TASK PROMPT: From the listing, collect all lines containing the word "Central".

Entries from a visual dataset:
.....
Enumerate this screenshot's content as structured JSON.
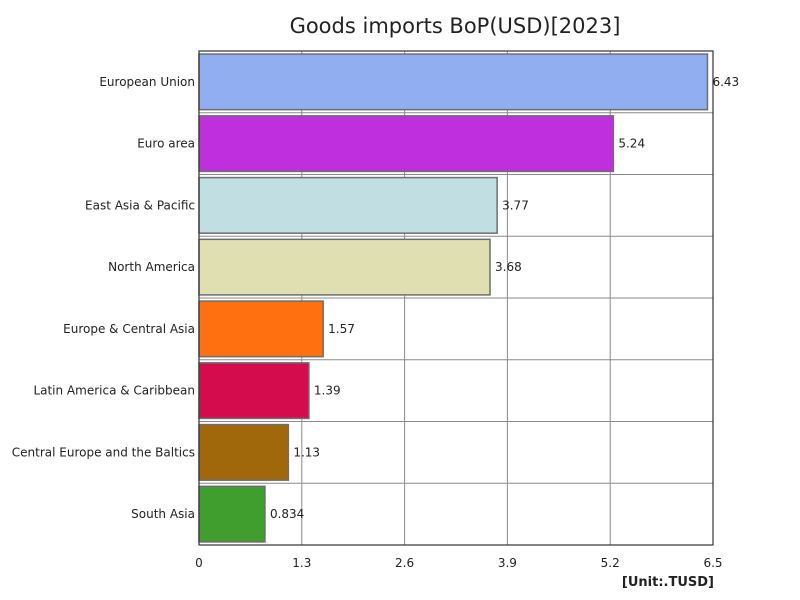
{
  "chart_data": {
    "type": "bar",
    "orientation": "horizontal",
    "title": "Goods imports BoP(USD)[2023]",
    "unit_label": "[Unit:.TUSD]",
    "xlim": [
      0,
      6.5
    ],
    "xticks": [
      "0",
      "1.3",
      "2.6",
      "3.9",
      "5.2",
      "6.5"
    ],
    "xtick_values": [
      0,
      1.3,
      2.6,
      3.9,
      5.2,
      6.5
    ],
    "grid": true,
    "categories": [
      "European Union",
      "Euro area",
      "East Asia & Pacific",
      "North America",
      "Europe & Central Asia",
      "Latin America & Caribbean",
      "Central Europe and the Baltics",
      "South Asia"
    ],
    "values": [
      6.43,
      5.24,
      3.77,
      3.68,
      1.57,
      1.39,
      1.13,
      0.834
    ],
    "value_labels": [
      "6.43",
      "5.24",
      "3.77",
      "3.68",
      "1.57",
      "1.39",
      "1.13",
      "0.834"
    ],
    "colors": [
      "#91aef0",
      "#c02fdd",
      "#c1dfe3",
      "#e0dfb2",
      "#ff7010",
      "#d40b4c",
      "#a0680b",
      "#409e2f"
    ]
  }
}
.....
FINISHED TASK:
      "Europe & Central Asia",
      "Central Europe and the Baltics",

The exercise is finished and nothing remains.